### Excerpts from a figure dataset
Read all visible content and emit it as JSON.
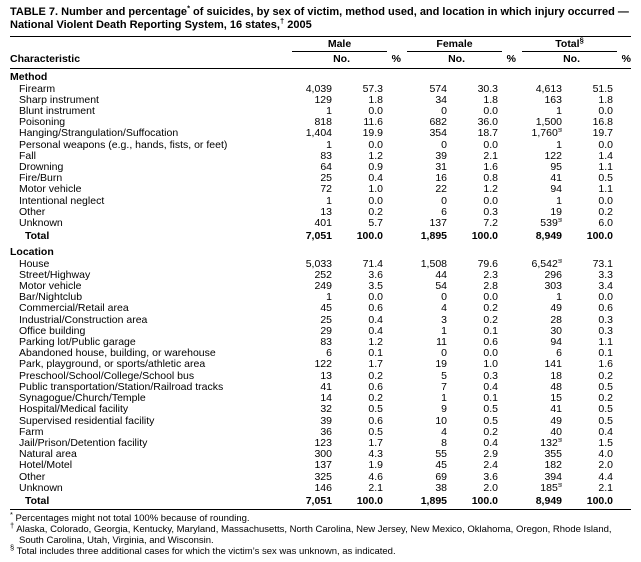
{
  "title": "TABLE 7. Number and percentage* of suicides, by sex of victim, method used, and location in which injury occurred — National Violent Death Reporting System, 16 states,† 2005",
  "table": {
    "characteristic_header": "Characteristic",
    "group_headers": [
      "Male",
      "Female",
      "Total§"
    ],
    "sub_headers": [
      "No.",
      "%"
    ],
    "sections": [
      {
        "name": "Method",
        "rows": [
          {
            "label": "Firearm",
            "values": [
              "4,039",
              "57.3",
              "574",
              "30.3",
              "4,613",
              "51.5"
            ]
          },
          {
            "label": "Sharp instrument",
            "values": [
              "129",
              "1.8",
              "34",
              "1.8",
              "163",
              "1.8"
            ]
          },
          {
            "label": "Blunt instrument",
            "values": [
              "1",
              "0.0",
              "0",
              "0.0",
              "1",
              "0.0"
            ]
          },
          {
            "label": "Poisoning",
            "values": [
              "818",
              "11.6",
              "682",
              "36.0",
              "1,500",
              "16.8"
            ]
          },
          {
            "label": "Hanging/Strangulation/Suffocation",
            "values": [
              "1,404",
              "19.9",
              "354",
              "18.7",
              "1,760§",
              "19.7"
            ]
          },
          {
            "label": "Personal weapons (e.g., hands, fists, or feet)",
            "values": [
              "1",
              "0.0",
              "0",
              "0.0",
              "1",
              "0.0"
            ]
          },
          {
            "label": "Fall",
            "values": [
              "83",
              "1.2",
              "39",
              "2.1",
              "122",
              "1.4"
            ]
          },
          {
            "label": "Drowning",
            "values": [
              "64",
              "0.9",
              "31",
              "1.6",
              "95",
              "1.1"
            ]
          },
          {
            "label": "Fire/Burn",
            "values": [
              "25",
              "0.4",
              "16",
              "0.8",
              "41",
              "0.5"
            ]
          },
          {
            "label": "Motor vehicle",
            "values": [
              "72",
              "1.0",
              "22",
              "1.2",
              "94",
              "1.1"
            ]
          },
          {
            "label": "Intentional neglect",
            "values": [
              "1",
              "0.0",
              "0",
              "0.0",
              "1",
              "0.0"
            ]
          },
          {
            "label": "Other",
            "values": [
              "13",
              "0.2",
              "6",
              "0.3",
              "19",
              "0.2"
            ]
          },
          {
            "label": "Unknown",
            "values": [
              "401",
              "5.7",
              "137",
              "7.2",
              "539§",
              "6.0"
            ]
          }
        ],
        "total": {
          "label": "Total",
          "values": [
            "7,051",
            "100.0",
            "1,895",
            "100.0",
            "8,949",
            "100.0"
          ]
        }
      },
      {
        "name": "Location",
        "rows": [
          {
            "label": "House",
            "values": [
              "5,033",
              "71.4",
              "1,508",
              "79.6",
              "6,542§",
              "73.1"
            ]
          },
          {
            "label": "Street/Highway",
            "values": [
              "252",
              "3.6",
              "44",
              "2.3",
              "296",
              "3.3"
            ]
          },
          {
            "label": "Motor vehicle",
            "values": [
              "249",
              "3.5",
              "54",
              "2.8",
              "303",
              "3.4"
            ]
          },
          {
            "label": "Bar/Nightclub",
            "values": [
              "1",
              "0.0",
              "0",
              "0.0",
              "1",
              "0.0"
            ]
          },
          {
            "label": "Commercial/Retail area",
            "values": [
              "45",
              "0.6",
              "4",
              "0.2",
              "49",
              "0.6"
            ]
          },
          {
            "label": "Industrial/Construction area",
            "values": [
              "25",
              "0.4",
              "3",
              "0.2",
              "28",
              "0.3"
            ]
          },
          {
            "label": "Office building",
            "values": [
              "29",
              "0.4",
              "1",
              "0.1",
              "30",
              "0.3"
            ]
          },
          {
            "label": "Parking lot/Public garage",
            "values": [
              "83",
              "1.2",
              "11",
              "0.6",
              "94",
              "1.1"
            ]
          },
          {
            "label": "Abandoned house, building, or warehouse",
            "values": [
              "6",
              "0.1",
              "0",
              "0.0",
              "6",
              "0.1"
            ]
          },
          {
            "label": "Park, playground, or sports/athletic area",
            "values": [
              "122",
              "1.7",
              "19",
              "1.0",
              "141",
              "1.6"
            ]
          },
          {
            "label": "Preschool/School/College/School bus",
            "values": [
              "13",
              "0.2",
              "5",
              "0.3",
              "18",
              "0.2"
            ]
          },
          {
            "label": "Public transportation/Station/Railroad tracks",
            "values": [
              "41",
              "0.6",
              "7",
              "0.4",
              "48",
              "0.5"
            ]
          },
          {
            "label": "Synagogue/Church/Temple",
            "values": [
              "14",
              "0.2",
              "1",
              "0.1",
              "15",
              "0.2"
            ]
          },
          {
            "label": "Hospital/Medical facility",
            "values": [
              "32",
              "0.5",
              "9",
              "0.5",
              "41",
              "0.5"
            ]
          },
          {
            "label": "Supervised residential facility",
            "values": [
              "39",
              "0.6",
              "10",
              "0.5",
              "49",
              "0.5"
            ]
          },
          {
            "label": "Farm",
            "values": [
              "36",
              "0.5",
              "4",
              "0.2",
              "40",
              "0.4"
            ]
          },
          {
            "label": "Jail/Prison/Detention facility",
            "values": [
              "123",
              "1.7",
              "8",
              "0.4",
              "132§",
              "1.5"
            ]
          },
          {
            "label": "Natural area",
            "values": [
              "300",
              "4.3",
              "55",
              "2.9",
              "355",
              "4.0"
            ]
          },
          {
            "label": "Hotel/Motel",
            "values": [
              "137",
              "1.9",
              "45",
              "2.4",
              "182",
              "2.0"
            ]
          },
          {
            "label": "Other",
            "values": [
              "325",
              "4.6",
              "69",
              "3.6",
              "394",
              "4.4"
            ]
          },
          {
            "label": "Unknown",
            "values": [
              "146",
              "2.1",
              "38",
              "2.0",
              "185§",
              "2.1"
            ]
          }
        ],
        "total": {
          "label": "Total",
          "values": [
            "7,051",
            "100.0",
            "1,895",
            "100.0",
            "8,949",
            "100.0"
          ]
        }
      }
    ]
  },
  "footnotes": [
    {
      "marker": "*",
      "text": "Percentages might not total 100% because of rounding."
    },
    {
      "marker": "†",
      "text": "Alaska, Colorado, Georgia, Kentucky, Maryland, Massachusetts, North Carolina, New Jersey, New Mexico, Oklahoma, Oregon, Rhode Island, South Carolina, Utah, Virginia, and Wisconsin."
    },
    {
      "marker": "§",
      "text": "Total includes three additional cases for which the victim’s sex was unknown, as indicated."
    }
  ]
}
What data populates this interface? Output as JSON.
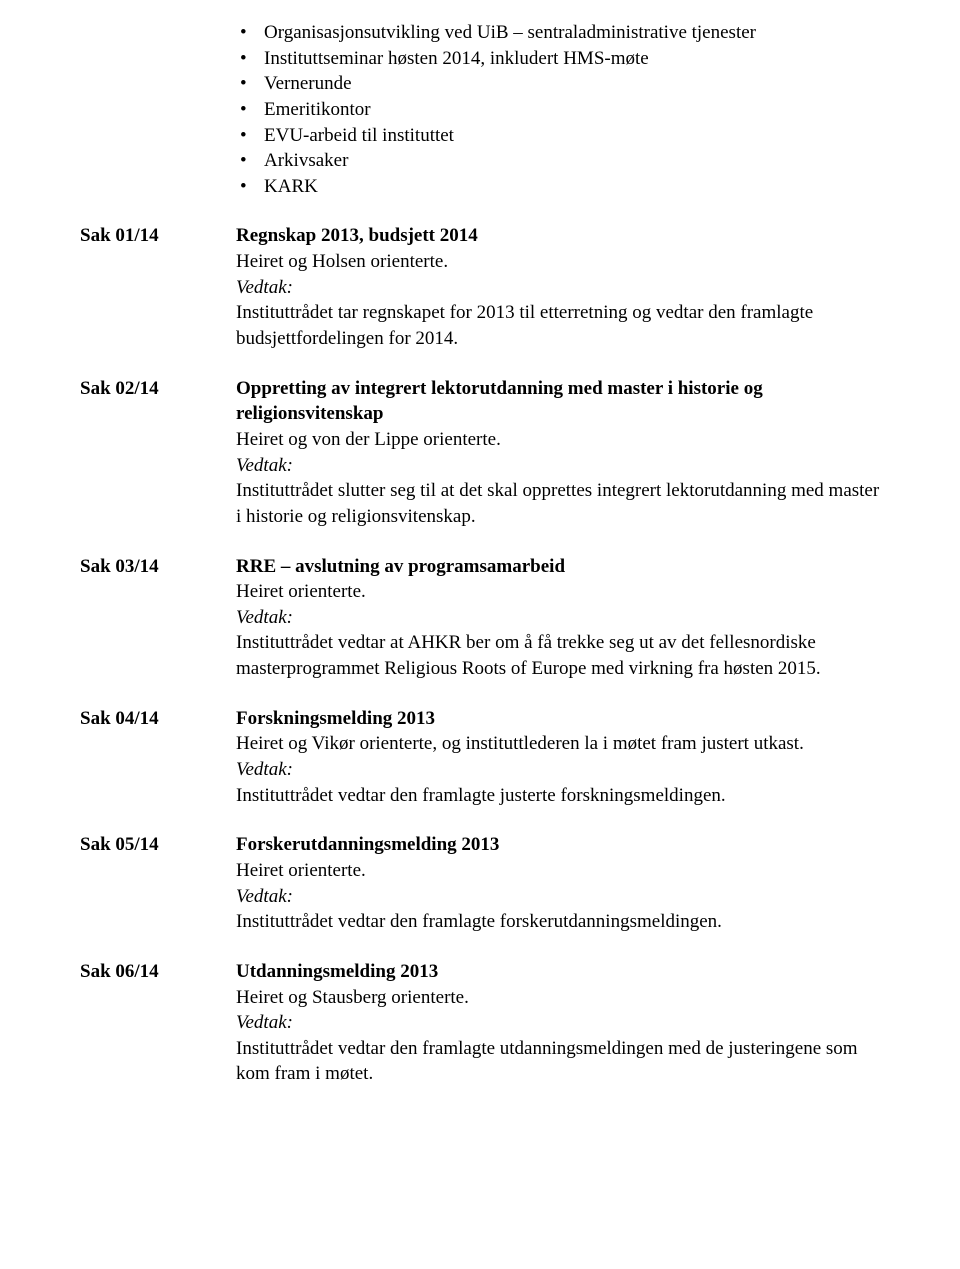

### TASK BRIEF
Find all lines with "Public" in them and copy each one.

### OUTPUT FOR THIS TASK
            "label": "Parking lot/Public garage",
            "label": "Public transportation/Station/Railroad tracks",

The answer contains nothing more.